_Exercise prompt_
Write out the data again exactly, skipping every picture.

_Provided data_
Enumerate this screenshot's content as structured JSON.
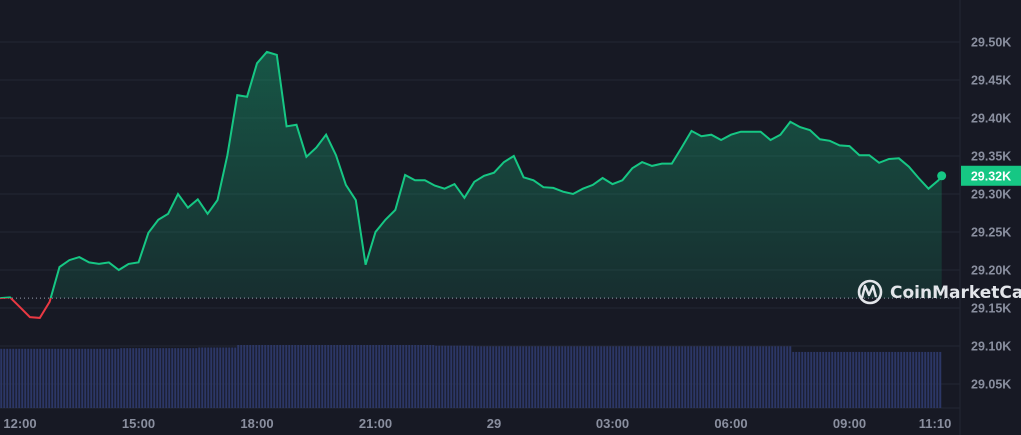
{
  "watermark": "CoinMarketCap",
  "colors": {
    "background": "#171924",
    "up": "#16c784",
    "down": "#ea3943",
    "volume": "#2c3766",
    "grid": "#232633",
    "axis_text": "#8a8f9f"
  },
  "chart_data": {
    "type": "area",
    "title": "",
    "xlabel": "",
    "ylabel": "",
    "y_axis_position": "right",
    "ylim": [
      29030,
      29530
    ],
    "y_ticks": [
      "29.50K",
      "29.45K",
      "29.40K",
      "29.35K",
      "29.30K",
      "29.25K",
      "29.20K",
      "29.15K",
      "29.10K",
      "29.05K"
    ],
    "y_tick_values": [
      29500,
      29450,
      29400,
      29350,
      29300,
      29250,
      29200,
      29150,
      29100,
      29050
    ],
    "x_ticks": [
      {
        "label": "12:00",
        "time": "12:00"
      },
      {
        "label": "15:00",
        "time": "15:00"
      },
      {
        "label": "18:00",
        "time": "18:00"
      },
      {
        "label": "21:00",
        "time": "21:00"
      },
      {
        "label": "29",
        "time": "00:00"
      },
      {
        "label": "03:00",
        "time": "03:00"
      },
      {
        "label": "06:00",
        "time": "06:00"
      },
      {
        "label": "09:00",
        "time": "09:00"
      },
      {
        "label": "11:10",
        "time": "11:10"
      }
    ],
    "grid": true,
    "reference_price": 29163,
    "current_price_label": "29.32K",
    "series": [
      {
        "points": [
          [
            "11:30",
            29163
          ],
          [
            "11:45",
            29164
          ],
          [
            "12:00",
            29151
          ],
          [
            "12:15",
            29138
          ],
          [
            "12:30",
            29137
          ],
          [
            "12:45",
            29158
          ],
          [
            "13:00",
            29204
          ],
          [
            "13:15",
            29213
          ],
          [
            "13:30",
            29217
          ],
          [
            "13:45",
            29210
          ],
          [
            "14:00",
            29208
          ],
          [
            "14:15",
            29210
          ],
          [
            "14:30",
            29200
          ],
          [
            "14:45",
            29208
          ],
          [
            "15:00",
            29210
          ],
          [
            "15:15",
            29249
          ],
          [
            "15:30",
            29266
          ],
          [
            "15:45",
            29274
          ],
          [
            "16:00",
            29300
          ],
          [
            "16:15",
            29282
          ],
          [
            "16:30",
            29293
          ],
          [
            "16:45",
            29274
          ],
          [
            "17:00",
            29292
          ],
          [
            "17:15",
            29351
          ],
          [
            "17:30",
            29430
          ],
          [
            "17:45",
            29428
          ],
          [
            "18:00",
            29472
          ],
          [
            "18:15",
            29487
          ],
          [
            "18:30",
            29483
          ],
          [
            "18:45",
            29389
          ],
          [
            "19:00",
            29391
          ],
          [
            "19:15",
            29349
          ],
          [
            "19:30",
            29361
          ],
          [
            "19:45",
            29378
          ],
          [
            "20:00",
            29351
          ],
          [
            "20:15",
            29312
          ],
          [
            "20:30",
            29292
          ],
          [
            "20:45",
            29207
          ],
          [
            "21:00",
            29250
          ],
          [
            "21:15",
            29266
          ],
          [
            "21:30",
            29279
          ],
          [
            "21:45",
            29325
          ],
          [
            "22:00",
            29318
          ],
          [
            "22:15",
            29318
          ],
          [
            "22:30",
            29311
          ],
          [
            "22:45",
            29307
          ],
          [
            "23:00",
            29313
          ],
          [
            "23:15",
            29295
          ],
          [
            "23:30",
            29316
          ],
          [
            "23:45",
            29324
          ],
          [
            "00:00",
            29328
          ],
          [
            "00:15",
            29342
          ],
          [
            "00:30",
            29350
          ],
          [
            "00:45",
            29322
          ],
          [
            "01:00",
            29318
          ],
          [
            "01:15",
            29309
          ],
          [
            "01:30",
            29308
          ],
          [
            "01:45",
            29303
          ],
          [
            "02:00",
            29300
          ],
          [
            "02:15",
            29307
          ],
          [
            "02:30",
            29312
          ],
          [
            "02:45",
            29321
          ],
          [
            "03:00",
            29313
          ],
          [
            "03:15",
            29318
          ],
          [
            "03:30",
            29334
          ],
          [
            "03:45",
            29342
          ],
          [
            "04:00",
            29337
          ],
          [
            "04:15",
            29340
          ],
          [
            "04:30",
            29340
          ],
          [
            "04:45",
            29361
          ],
          [
            "05:00",
            29383
          ],
          [
            "05:15",
            29376
          ],
          [
            "05:30",
            29378
          ],
          [
            "05:45",
            29371
          ],
          [
            "06:00",
            29378
          ],
          [
            "06:15",
            29382
          ],
          [
            "06:30",
            29382
          ],
          [
            "06:45",
            29382
          ],
          [
            "07:00",
            29371
          ],
          [
            "07:15",
            29378
          ],
          [
            "07:30",
            29395
          ],
          [
            "07:45",
            29388
          ],
          [
            "08:00",
            29384
          ],
          [
            "08:15",
            29372
          ],
          [
            "08:30",
            29370
          ],
          [
            "08:45",
            29364
          ],
          [
            "09:00",
            29363
          ],
          [
            "09:15",
            29351
          ],
          [
            "09:30",
            29351
          ],
          [
            "09:45",
            29341
          ],
          [
            "10:00",
            29346
          ],
          [
            "10:15",
            29347
          ],
          [
            "10:30",
            29336
          ],
          [
            "10:45",
            29321
          ],
          [
            "11:00",
            29307
          ],
          [
            "11:15",
            29318
          ],
          [
            "11:20",
            29324
          ]
        ]
      }
    ],
    "volume_relative_hourly": [
      0.94,
      0.94,
      0.94,
      0.95,
      0.95,
      0.96,
      1.0,
      1.0,
      1.0,
      1.0,
      1.0,
      0.99,
      0.98,
      0.98,
      0.98,
      0.98,
      0.98,
      0.98,
      0.98,
      0.98,
      0.89,
      0.89,
      0.89,
      0.89
    ]
  }
}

_Result for this task_
Enumerate this screenshot's content as structured JSON.
{
  "watermark": "CoinMarketCap",
  "colors": {
    "background": "#171924",
    "up": "#16c784",
    "down": "#ea3943",
    "volume": "#2c3766",
    "grid": "#232633",
    "axis_text": "#8a8f9f"
  },
  "chart_data": {
    "type": "area",
    "title": "",
    "xlabel": "",
    "ylabel": "",
    "y_axis_position": "right",
    "ylim": [
      29030,
      29530
    ],
    "y_ticks": [
      "29.50K",
      "29.45K",
      "29.40K",
      "29.35K",
      "29.30K",
      "29.25K",
      "29.20K",
      "29.15K",
      "29.10K",
      "29.05K"
    ],
    "y_tick_values": [
      29500,
      29450,
      29400,
      29350,
      29300,
      29250,
      29200,
      29150,
      29100,
      29050
    ],
    "x_ticks": [
      {
        "label": "12:00",
        "time": "12:00"
      },
      {
        "label": "15:00",
        "time": "15:00"
      },
      {
        "label": "18:00",
        "time": "18:00"
      },
      {
        "label": "21:00",
        "time": "21:00"
      },
      {
        "label": "29",
        "time": "00:00"
      },
      {
        "label": "03:00",
        "time": "03:00"
      },
      {
        "label": "06:00",
        "time": "06:00"
      },
      {
        "label": "09:00",
        "time": "09:00"
      },
      {
        "label": "11:10",
        "time": "11:10"
      }
    ],
    "grid": true,
    "reference_price": 29163,
    "current_price_label": "29.32K",
    "series": [
      {
        "points": [
          [
            "11:30",
            29163
          ],
          [
            "11:45",
            29164
          ],
          [
            "12:00",
            29151
          ],
          [
            "12:15",
            29138
          ],
          [
            "12:30",
            29137
          ],
          [
            "12:45",
            29158
          ],
          [
            "13:00",
            29204
          ],
          [
            "13:15",
            29213
          ],
          [
            "13:30",
            29217
          ],
          [
            "13:45",
            29210
          ],
          [
            "14:00",
            29208
          ],
          [
            "14:15",
            29210
          ],
          [
            "14:30",
            29200
          ],
          [
            "14:45",
            29208
          ],
          [
            "15:00",
            29210
          ],
          [
            "15:15",
            29249
          ],
          [
            "15:30",
            29266
          ],
          [
            "15:45",
            29274
          ],
          [
            "16:00",
            29300
          ],
          [
            "16:15",
            29282
          ],
          [
            "16:30",
            29293
          ],
          [
            "16:45",
            29274
          ],
          [
            "17:00",
            29292
          ],
          [
            "17:15",
            29351
          ],
          [
            "17:30",
            29430
          ],
          [
            "17:45",
            29428
          ],
          [
            "18:00",
            29472
          ],
          [
            "18:15",
            29487
          ],
          [
            "18:30",
            29483
          ],
          [
            "18:45",
            29389
          ],
          [
            "19:00",
            29391
          ],
          [
            "19:15",
            29349
          ],
          [
            "19:30",
            29361
          ],
          [
            "19:45",
            29378
          ],
          [
            "20:00",
            29351
          ],
          [
            "20:15",
            29312
          ],
          [
            "20:30",
            29292
          ],
          [
            "20:45",
            29207
          ],
          [
            "21:00",
            29250
          ],
          [
            "21:15",
            29266
          ],
          [
            "21:30",
            29279
          ],
          [
            "21:45",
            29325
          ],
          [
            "22:00",
            29318
          ],
          [
            "22:15",
            29318
          ],
          [
            "22:30",
            29311
          ],
          [
            "22:45",
            29307
          ],
          [
            "23:00",
            29313
          ],
          [
            "23:15",
            29295
          ],
          [
            "23:30",
            29316
          ],
          [
            "23:45",
            29324
          ],
          [
            "00:00",
            29328
          ],
          [
            "00:15",
            29342
          ],
          [
            "00:30",
            29350
          ],
          [
            "00:45",
            29322
          ],
          [
            "01:00",
            29318
          ],
          [
            "01:15",
            29309
          ],
          [
            "01:30",
            29308
          ],
          [
            "01:45",
            29303
          ],
          [
            "02:00",
            29300
          ],
          [
            "02:15",
            29307
          ],
          [
            "02:30",
            29312
          ],
          [
            "02:45",
            29321
          ],
          [
            "03:00",
            29313
          ],
          [
            "03:15",
            29318
          ],
          [
            "03:30",
            29334
          ],
          [
            "03:45",
            29342
          ],
          [
            "04:00",
            29337
          ],
          [
            "04:15",
            29340
          ],
          [
            "04:30",
            29340
          ],
          [
            "04:45",
            29361
          ],
          [
            "05:00",
            29383
          ],
          [
            "05:15",
            29376
          ],
          [
            "05:30",
            29378
          ],
          [
            "05:45",
            29371
          ],
          [
            "06:00",
            29378
          ],
          [
            "06:15",
            29382
          ],
          [
            "06:30",
            29382
          ],
          [
            "06:45",
            29382
          ],
          [
            "07:00",
            29371
          ],
          [
            "07:15",
            29378
          ],
          [
            "07:30",
            29395
          ],
          [
            "07:45",
            29388
          ],
          [
            "08:00",
            29384
          ],
          [
            "08:15",
            29372
          ],
          [
            "08:30",
            29370
          ],
          [
            "08:45",
            29364
          ],
          [
            "09:00",
            29363
          ],
          [
            "09:15",
            29351
          ],
          [
            "09:30",
            29351
          ],
          [
            "09:45",
            29341
          ],
          [
            "10:00",
            29346
          ],
          [
            "10:15",
            29347
          ],
          [
            "10:30",
            29336
          ],
          [
            "10:45",
            29321
          ],
          [
            "11:00",
            29307
          ],
          [
            "11:15",
            29318
          ],
          [
            "11:20",
            29324
          ]
        ]
      }
    ],
    "volume_relative_hourly": [
      0.94,
      0.94,
      0.94,
      0.95,
      0.95,
      0.96,
      1.0,
      1.0,
      1.0,
      1.0,
      1.0,
      0.99,
      0.98,
      0.98,
      0.98,
      0.98,
      0.98,
      0.98,
      0.98,
      0.98,
      0.89,
      0.89,
      0.89,
      0.89
    ]
  }
}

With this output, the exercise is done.